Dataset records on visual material

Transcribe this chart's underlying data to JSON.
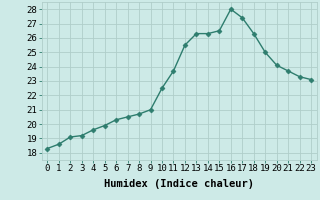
{
  "x": [
    0,
    1,
    2,
    3,
    4,
    5,
    6,
    7,
    8,
    9,
    10,
    11,
    12,
    13,
    14,
    15,
    16,
    17,
    18,
    19,
    20,
    21,
    22,
    23
  ],
  "y": [
    18.3,
    18.6,
    19.1,
    19.2,
    19.6,
    19.9,
    20.3,
    20.5,
    20.7,
    21.0,
    22.5,
    23.7,
    25.5,
    26.3,
    26.3,
    26.5,
    28.0,
    27.4,
    26.3,
    25.0,
    24.1,
    23.7,
    23.3,
    23.1
  ],
  "line_color": "#2e7d6e",
  "marker": "D",
  "marker_size": 2.5,
  "bg_color": "#cdeae7",
  "grid_color": "#b0ceca",
  "xlabel": "Humidex (Indice chaleur)",
  "xlim": [
    -0.5,
    23.5
  ],
  "ylim": [
    17.5,
    28.5
  ],
  "yticks": [
    18,
    19,
    20,
    21,
    22,
    23,
    24,
    25,
    26,
    27,
    28
  ],
  "xtick_labels": [
    "0",
    "1",
    "2",
    "3",
    "4",
    "5",
    "6",
    "7",
    "8",
    "9",
    "10",
    "11",
    "12",
    "13",
    "14",
    "15",
    "16",
    "17",
    "18",
    "19",
    "20",
    "21",
    "22",
    "23"
  ],
  "xlabel_fontsize": 7.5,
  "tick_fontsize": 6.5,
  "line_width": 1.0
}
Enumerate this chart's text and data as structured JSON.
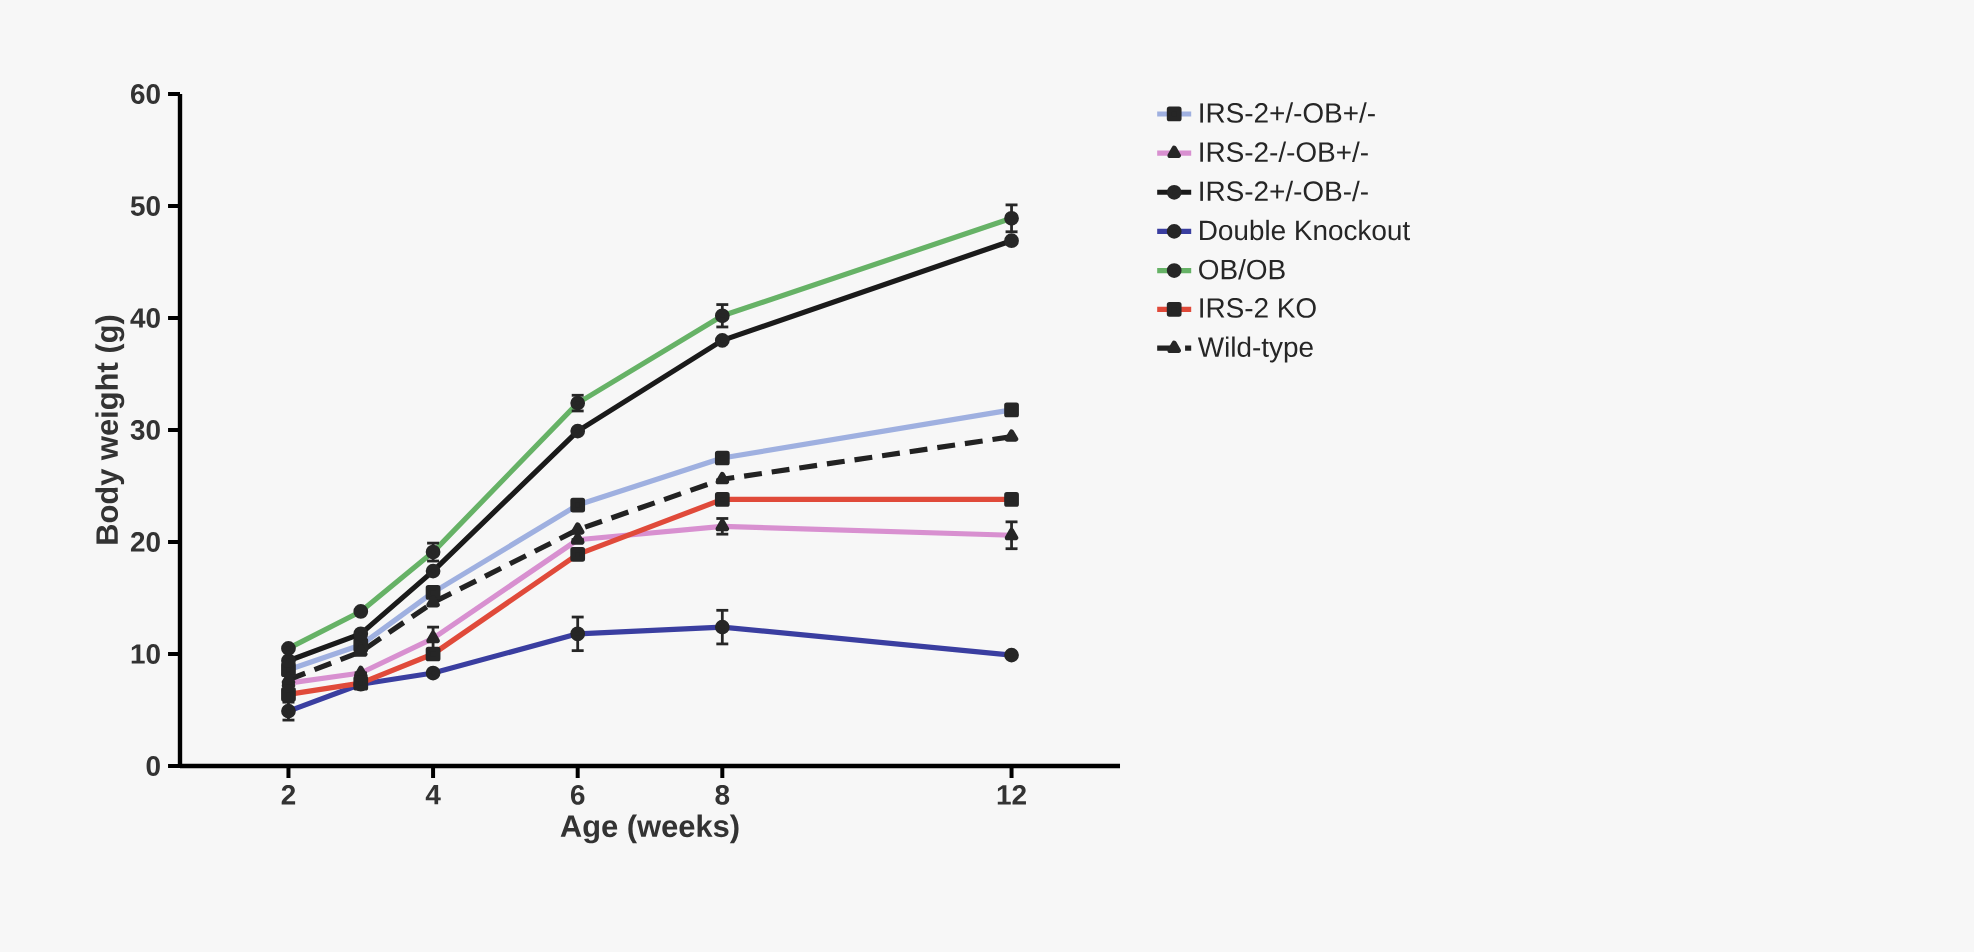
{
  "chart_data": {
    "type": "line",
    "xlabel": "Age (weeks)",
    "ylabel": "Body weight (g)",
    "x": [
      2,
      3,
      4,
      6,
      8,
      12
    ],
    "xlim": [
      0.5,
      13.5
    ],
    "xticks": [
      2,
      4,
      6,
      8,
      12
    ],
    "ylim": [
      0,
      60
    ],
    "yticks": [
      0,
      10,
      20,
      30,
      40,
      50,
      60
    ],
    "grid": false,
    "legend": "right",
    "series": [
      {
        "name": "IRS-2+/-OB+/-",
        "color": "#9fb0e0",
        "marker": "square",
        "line_style": "solid",
        "values": [
          8.6,
          10.8,
          15.5,
          23.3,
          27.5,
          31.8
        ]
      },
      {
        "name": "IRS-2-/-OB+/-",
        "color": "#d890d0",
        "marker": "triangle",
        "line_style": "solid",
        "values": [
          7.4,
          8.3,
          11.4,
          20.2,
          21.4,
          20.6
        ],
        "errors": [
          null,
          null,
          1,
          null,
          0.7,
          1.2
        ]
      },
      {
        "name": "IRS-2+/-OB-/-",
        "color": "#1a1a1a",
        "marker": "circle",
        "line_style": "solid",
        "values": [
          9.4,
          11.8,
          17.4,
          29.9,
          38,
          46.9
        ]
      },
      {
        "name": "Double Knockout",
        "color": "#3a3ea0",
        "marker": "circle",
        "line_style": "solid",
        "values": [
          4.9,
          7.3,
          8.3,
          11.8,
          12.4,
          9.9
        ],
        "errors": [
          0.8,
          null,
          null,
          1.5,
          1.5,
          null
        ]
      },
      {
        "name": "OB/OB",
        "color": "#66b266",
        "marker": "circle",
        "line_style": "solid",
        "values": [
          10.5,
          13.8,
          19.1,
          32.4,
          40.2,
          48.9
        ],
        "errors": [
          null,
          null,
          0.8,
          0.7,
          1,
          1.2
        ]
      },
      {
        "name": "IRS-2 KO",
        "color": "#e04a3a",
        "marker": "square",
        "line_style": "solid",
        "values": [
          6.4,
          7.4,
          10,
          18.9,
          23.8,
          23.8
        ]
      },
      {
        "name": "Wild-type",
        "color": "#222222",
        "marker": "triangle",
        "line_style": "dashed",
        "values": [
          7.7,
          10.2,
          14.6,
          21.1,
          25.6,
          29.4
        ]
      }
    ]
  }
}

▸ WHAT THIS TASK INVOLVES
Report the number of lines that include the string "JSON"; return nothing but the count.

▸ REPLY
2